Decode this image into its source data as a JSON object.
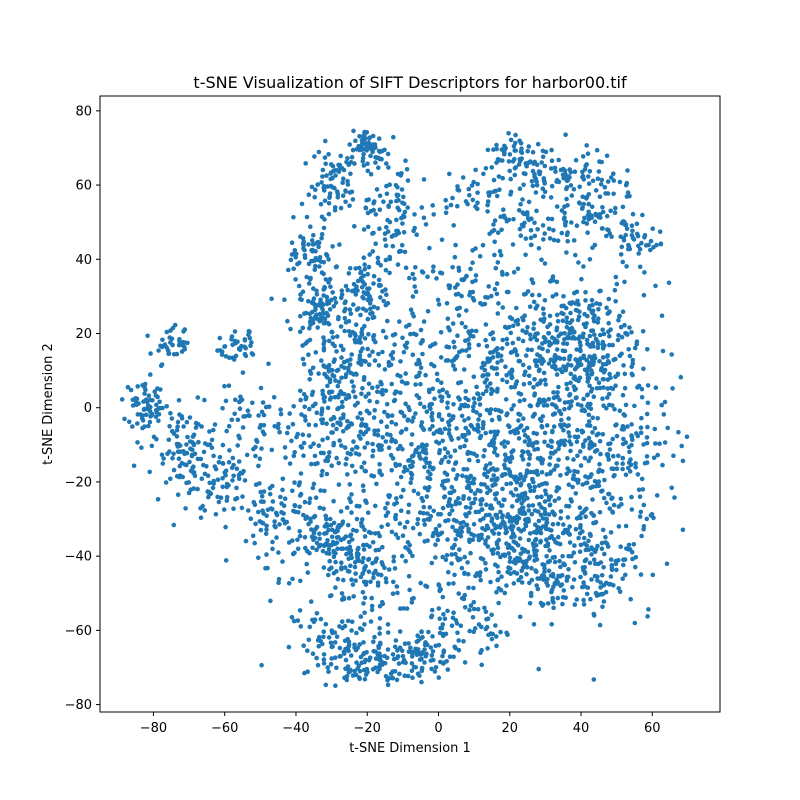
{
  "chart_data": {
    "type": "scatter",
    "title": "t-SNE Visualization of SIFT Descriptors for harbor00.tif",
    "xlabel": "t-SNE Dimension 1",
    "ylabel": "t-SNE Dimension 2",
    "xlim": [
      -95,
      79
    ],
    "ylim": [
      -82,
      84
    ],
    "xticks": [
      -80,
      -60,
      -40,
      -20,
      0,
      20,
      40,
      60
    ],
    "yticks": [
      -80,
      -60,
      -40,
      -20,
      0,
      20,
      40,
      60,
      80
    ],
    "grid": false,
    "legend": "none",
    "marker_color": "#1f77b4",
    "series": [
      {
        "point_count": 4200,
        "clusters": [
          {
            "x": 28,
            "y": -10,
            "sx": 17,
            "sy": 22,
            "w": 3.2
          },
          {
            "x": 22,
            "y": -32,
            "sx": 8,
            "sy": 8,
            "w": 0.8
          },
          {
            "x": 38,
            "y": 18,
            "sx": 10,
            "sy": 8,
            "w": 0.9
          },
          {
            "x": 48,
            "y": -10,
            "sx": 9,
            "sy": 18,
            "w": 0.7
          },
          {
            "x": 8,
            "y": 5,
            "sx": 10,
            "sy": 20,
            "w": 0.9
          },
          {
            "x": 30,
            "y": 64,
            "sx": 9,
            "sy": 4,
            "w": 0.45
          },
          {
            "x": 44,
            "y": 55,
            "sx": 6,
            "sy": 5,
            "w": 0.3
          },
          {
            "x": 56,
            "y": 45,
            "sx": 4,
            "sy": 3,
            "w": 0.15
          },
          {
            "x": 20,
            "y": 68,
            "sx": 3,
            "sy": 3,
            "w": 0.12
          },
          {
            "x": 22,
            "y": 50,
            "sx": 4,
            "sy": 3,
            "w": 0.12
          },
          {
            "x": 33,
            "y": 47,
            "sx": 5,
            "sy": 4,
            "w": 0.15
          },
          {
            "x": 10,
            "y": 57,
            "sx": 5,
            "sy": 3,
            "w": 0.12
          },
          {
            "x": 8,
            "y": 35,
            "sx": 5,
            "sy": 5,
            "w": 0.15
          },
          {
            "x": -20,
            "y": 70,
            "sx": 3,
            "sy": 2.5,
            "w": 0.25
          },
          {
            "x": -30,
            "y": 60,
            "sx": 4,
            "sy": 5,
            "w": 0.3
          },
          {
            "x": -12,
            "y": 52,
            "sx": 5,
            "sy": 8,
            "w": 0.4
          },
          {
            "x": -36,
            "y": 42,
            "sx": 3,
            "sy": 3,
            "w": 0.2
          },
          {
            "x": -34,
            "y": 27,
            "sx": 4,
            "sy": 5,
            "w": 0.35
          },
          {
            "x": -20,
            "y": 32,
            "sx": 5,
            "sy": 5,
            "w": 0.3
          },
          {
            "x": -25,
            "y": 15,
            "sx": 9,
            "sy": 8,
            "w": 0.6
          },
          {
            "x": -28,
            "y": -5,
            "sx": 10,
            "sy": 10,
            "w": 0.7
          },
          {
            "x": -12,
            "y": -10,
            "sx": 8,
            "sy": 12,
            "w": 0.6
          },
          {
            "x": -82,
            "y": 0,
            "sx": 3,
            "sy": 3,
            "w": 0.25
          },
          {
            "x": -75,
            "y": 17,
            "sx": 2.5,
            "sy": 2.5,
            "w": 0.15
          },
          {
            "x": -56,
            "y": 16,
            "sx": 3,
            "sy": 2.5,
            "w": 0.15
          },
          {
            "x": -72,
            "y": -10,
            "sx": 5,
            "sy": 5,
            "w": 0.35
          },
          {
            "x": -62,
            "y": -20,
            "sx": 5,
            "sy": 5,
            "w": 0.3
          },
          {
            "x": -52,
            "y": -5,
            "sx": 6,
            "sy": 6,
            "w": 0.25
          },
          {
            "x": -45,
            "y": -30,
            "sx": 6,
            "sy": 7,
            "w": 0.4
          },
          {
            "x": -30,
            "y": -35,
            "sx": 5,
            "sy": 5,
            "w": 0.45
          },
          {
            "x": -20,
            "y": -45,
            "sx": 5,
            "sy": 8,
            "w": 0.4
          },
          {
            "x": -28,
            "y": -62,
            "sx": 6,
            "sy": 5,
            "w": 0.3
          },
          {
            "x": -20,
            "y": -70,
            "sx": 7,
            "sy": 3,
            "w": 0.35
          },
          {
            "x": -5,
            "y": -67,
            "sx": 6,
            "sy": 3,
            "w": 0.3
          },
          {
            "x": 5,
            "y": -60,
            "sx": 7,
            "sy": 4,
            "w": 0.2
          },
          {
            "x": 5,
            "y": -35,
            "sx": 12,
            "sy": 12,
            "w": 0.7
          },
          {
            "x": 40,
            "y": -45,
            "sx": 10,
            "sy": 6,
            "w": 0.5
          }
        ]
      }
    ]
  }
}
● ● ● ●
Prompt -
Leave out every picture and copy the rest of the records exactly.

Correct answer -
Decode this image into its source data as a JSON object.
{
  "chart_data": {
    "type": "scatter",
    "title": "t-SNE Visualization of SIFT Descriptors for harbor00.tif",
    "xlabel": "t-SNE Dimension 1",
    "ylabel": "t-SNE Dimension 2",
    "xlim": [
      -95,
      79
    ],
    "ylim": [
      -82,
      84
    ],
    "xticks": [
      -80,
      -60,
      -40,
      -20,
      0,
      20,
      40,
      60
    ],
    "yticks": [
      -80,
      -60,
      -40,
      -20,
      0,
      20,
      40,
      60,
      80
    ],
    "grid": false,
    "legend": "none",
    "marker_color": "#1f77b4",
    "series": [
      {
        "point_count": 4200,
        "clusters": [
          {
            "x": 28,
            "y": -10,
            "sx": 17,
            "sy": 22,
            "w": 3.2
          },
          {
            "x": 22,
            "y": -32,
            "sx": 8,
            "sy": 8,
            "w": 0.8
          },
          {
            "x": 38,
            "y": 18,
            "sx": 10,
            "sy": 8,
            "w": 0.9
          },
          {
            "x": 48,
            "y": -10,
            "sx": 9,
            "sy": 18,
            "w": 0.7
          },
          {
            "x": 8,
            "y": 5,
            "sx": 10,
            "sy": 20,
            "w": 0.9
          },
          {
            "x": 30,
            "y": 64,
            "sx": 9,
            "sy": 4,
            "w": 0.45
          },
          {
            "x": 44,
            "y": 55,
            "sx": 6,
            "sy": 5,
            "w": 0.3
          },
          {
            "x": 56,
            "y": 45,
            "sx": 4,
            "sy": 3,
            "w": 0.15
          },
          {
            "x": 20,
            "y": 68,
            "sx": 3,
            "sy": 3,
            "w": 0.12
          },
          {
            "x": 22,
            "y": 50,
            "sx": 4,
            "sy": 3,
            "w": 0.12
          },
          {
            "x": 33,
            "y": 47,
            "sx": 5,
            "sy": 4,
            "w": 0.15
          },
          {
            "x": 10,
            "y": 57,
            "sx": 5,
            "sy": 3,
            "w": 0.12
          },
          {
            "x": 8,
            "y": 35,
            "sx": 5,
            "sy": 5,
            "w": 0.15
          },
          {
            "x": -20,
            "y": 70,
            "sx": 3,
            "sy": 2.5,
            "w": 0.25
          },
          {
            "x": -30,
            "y": 60,
            "sx": 4,
            "sy": 5,
            "w": 0.3
          },
          {
            "x": -12,
            "y": 52,
            "sx": 5,
            "sy": 8,
            "w": 0.4
          },
          {
            "x": -36,
            "y": 42,
            "sx": 3,
            "sy": 3,
            "w": 0.2
          },
          {
            "x": -34,
            "y": 27,
            "sx": 4,
            "sy": 5,
            "w": 0.35
          },
          {
            "x": -20,
            "y": 32,
            "sx": 5,
            "sy": 5,
            "w": 0.3
          },
          {
            "x": -25,
            "y": 15,
            "sx": 9,
            "sy": 8,
            "w": 0.6
          },
          {
            "x": -28,
            "y": -5,
            "sx": 10,
            "sy": 10,
            "w": 0.7
          },
          {
            "x": -12,
            "y": -10,
            "sx": 8,
            "sy": 12,
            "w": 0.6
          },
          {
            "x": -82,
            "y": 0,
            "sx": 3,
            "sy": 3,
            "w": 0.25
          },
          {
            "x": -75,
            "y": 17,
            "sx": 2.5,
            "sy": 2.5,
            "w": 0.15
          },
          {
            "x": -56,
            "y": 16,
            "sx": 3,
            "sy": 2.5,
            "w": 0.15
          },
          {
            "x": -72,
            "y": -10,
            "sx": 5,
            "sy": 5,
            "w": 0.35
          },
          {
            "x": -62,
            "y": -20,
            "sx": 5,
            "sy": 5,
            "w": 0.3
          },
          {
            "x": -52,
            "y": -5,
            "sx": 6,
            "sy": 6,
            "w": 0.25
          },
          {
            "x": -45,
            "y": -30,
            "sx": 6,
            "sy": 7,
            "w": 0.4
          },
          {
            "x": -30,
            "y": -35,
            "sx": 5,
            "sy": 5,
            "w": 0.45
          },
          {
            "x": -20,
            "y": -45,
            "sx": 5,
            "sy": 8,
            "w": 0.4
          },
          {
            "x": -28,
            "y": -62,
            "sx": 6,
            "sy": 5,
            "w": 0.3
          },
          {
            "x": -20,
            "y": -70,
            "sx": 7,
            "sy": 3,
            "w": 0.35
          },
          {
            "x": -5,
            "y": -67,
            "sx": 6,
            "sy": 3,
            "w": 0.3
          },
          {
            "x": 5,
            "y": -60,
            "sx": 7,
            "sy": 4,
            "w": 0.2
          },
          {
            "x": 5,
            "y": -35,
            "sx": 12,
            "sy": 12,
            "w": 0.7
          },
          {
            "x": 40,
            "y": -45,
            "sx": 10,
            "sy": 6,
            "w": 0.5
          }
        ]
      }
    ]
  }
}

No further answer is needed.